- [Problem details]:
Select from the records below every line that has the word "image" in it.

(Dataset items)
......

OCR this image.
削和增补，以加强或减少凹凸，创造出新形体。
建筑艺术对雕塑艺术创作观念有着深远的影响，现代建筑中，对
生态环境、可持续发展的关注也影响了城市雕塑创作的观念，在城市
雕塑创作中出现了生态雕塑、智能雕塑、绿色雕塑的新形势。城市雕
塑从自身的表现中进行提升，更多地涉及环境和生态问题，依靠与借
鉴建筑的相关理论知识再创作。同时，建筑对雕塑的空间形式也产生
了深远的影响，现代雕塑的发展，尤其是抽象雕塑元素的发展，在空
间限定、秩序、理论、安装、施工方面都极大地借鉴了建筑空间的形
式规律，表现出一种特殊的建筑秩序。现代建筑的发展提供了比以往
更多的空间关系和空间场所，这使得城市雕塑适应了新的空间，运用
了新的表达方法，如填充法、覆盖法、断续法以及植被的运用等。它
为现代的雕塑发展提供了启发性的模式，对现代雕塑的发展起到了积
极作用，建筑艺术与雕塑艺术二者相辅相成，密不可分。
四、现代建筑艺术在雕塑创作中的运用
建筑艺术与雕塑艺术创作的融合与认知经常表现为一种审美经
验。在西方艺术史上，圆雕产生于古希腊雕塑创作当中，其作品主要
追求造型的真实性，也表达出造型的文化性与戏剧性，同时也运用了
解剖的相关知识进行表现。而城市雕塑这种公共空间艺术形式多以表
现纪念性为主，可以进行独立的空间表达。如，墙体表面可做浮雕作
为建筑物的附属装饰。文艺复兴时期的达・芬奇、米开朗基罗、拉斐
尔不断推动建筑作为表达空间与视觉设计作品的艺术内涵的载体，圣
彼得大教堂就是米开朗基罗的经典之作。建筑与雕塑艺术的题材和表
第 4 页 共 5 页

......

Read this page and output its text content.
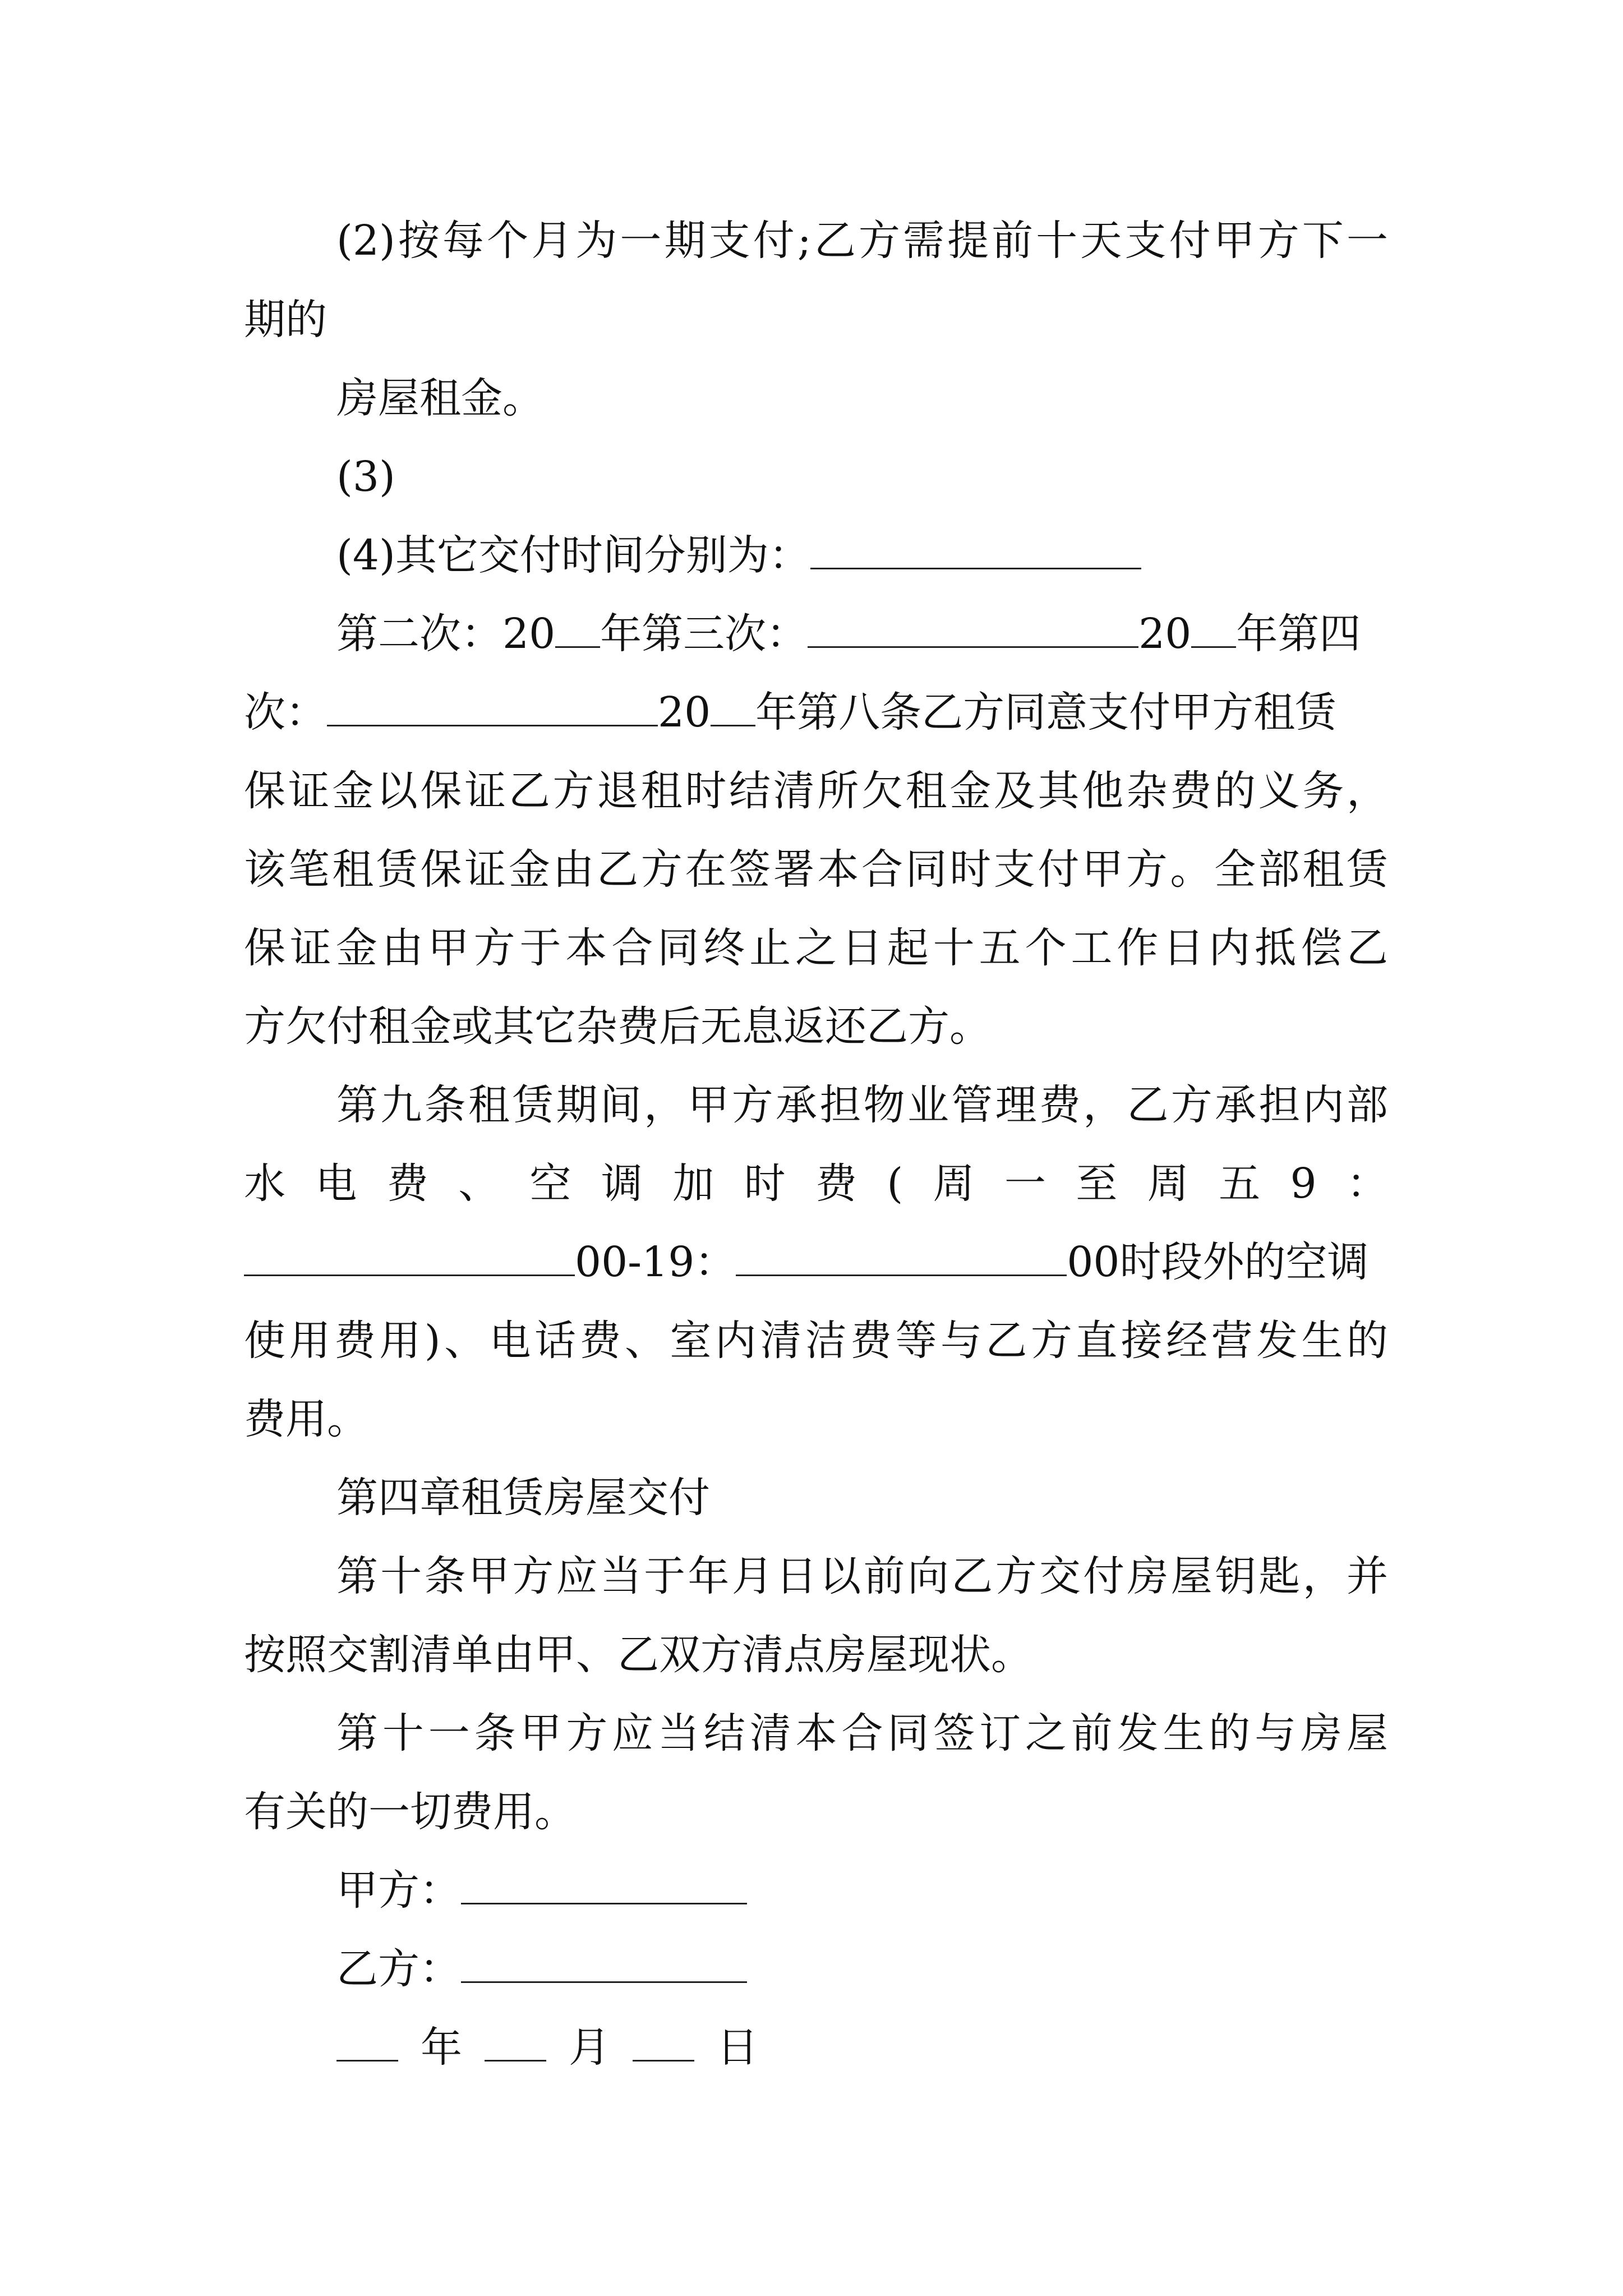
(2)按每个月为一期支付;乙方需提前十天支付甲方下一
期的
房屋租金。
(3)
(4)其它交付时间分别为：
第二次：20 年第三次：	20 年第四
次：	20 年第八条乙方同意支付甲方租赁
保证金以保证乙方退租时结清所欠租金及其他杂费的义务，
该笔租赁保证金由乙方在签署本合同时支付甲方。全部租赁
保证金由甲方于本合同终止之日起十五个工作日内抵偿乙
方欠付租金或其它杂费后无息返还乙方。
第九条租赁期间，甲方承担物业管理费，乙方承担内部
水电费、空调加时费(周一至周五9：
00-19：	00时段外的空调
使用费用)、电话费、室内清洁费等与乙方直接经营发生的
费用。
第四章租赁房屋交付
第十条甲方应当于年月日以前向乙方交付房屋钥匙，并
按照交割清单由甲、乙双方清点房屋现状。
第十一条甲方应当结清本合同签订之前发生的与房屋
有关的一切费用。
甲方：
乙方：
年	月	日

......

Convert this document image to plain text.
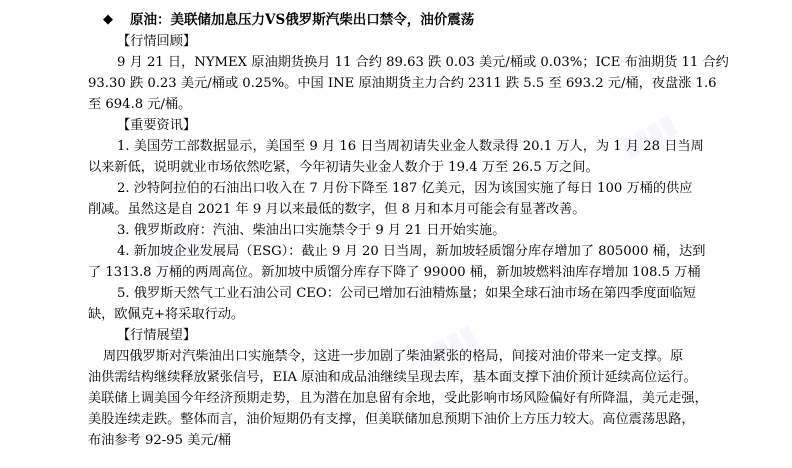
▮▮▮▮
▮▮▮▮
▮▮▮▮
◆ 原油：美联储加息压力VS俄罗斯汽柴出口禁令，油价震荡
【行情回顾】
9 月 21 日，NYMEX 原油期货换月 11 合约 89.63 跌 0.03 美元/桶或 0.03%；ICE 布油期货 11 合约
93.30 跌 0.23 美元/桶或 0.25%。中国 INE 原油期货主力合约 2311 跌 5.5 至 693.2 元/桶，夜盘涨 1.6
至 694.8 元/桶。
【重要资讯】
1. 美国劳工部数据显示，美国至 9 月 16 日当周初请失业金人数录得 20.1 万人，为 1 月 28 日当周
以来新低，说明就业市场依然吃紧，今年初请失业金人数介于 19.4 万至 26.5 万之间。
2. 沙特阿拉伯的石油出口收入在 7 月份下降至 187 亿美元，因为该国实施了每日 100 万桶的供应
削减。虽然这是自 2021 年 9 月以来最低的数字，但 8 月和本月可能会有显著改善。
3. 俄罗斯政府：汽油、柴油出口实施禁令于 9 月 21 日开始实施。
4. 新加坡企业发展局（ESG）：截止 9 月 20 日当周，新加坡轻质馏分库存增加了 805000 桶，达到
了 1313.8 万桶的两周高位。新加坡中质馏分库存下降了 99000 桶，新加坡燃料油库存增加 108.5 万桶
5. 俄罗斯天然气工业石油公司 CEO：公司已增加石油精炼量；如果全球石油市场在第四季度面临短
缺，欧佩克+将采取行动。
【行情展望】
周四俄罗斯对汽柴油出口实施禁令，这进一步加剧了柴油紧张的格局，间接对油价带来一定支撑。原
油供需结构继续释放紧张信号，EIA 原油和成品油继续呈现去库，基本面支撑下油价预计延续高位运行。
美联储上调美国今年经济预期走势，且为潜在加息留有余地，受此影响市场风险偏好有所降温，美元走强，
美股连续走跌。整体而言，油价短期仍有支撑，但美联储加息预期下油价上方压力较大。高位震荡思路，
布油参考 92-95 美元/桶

......

- [Expected answer]:
OCR this image.
Convert this document image to plain text.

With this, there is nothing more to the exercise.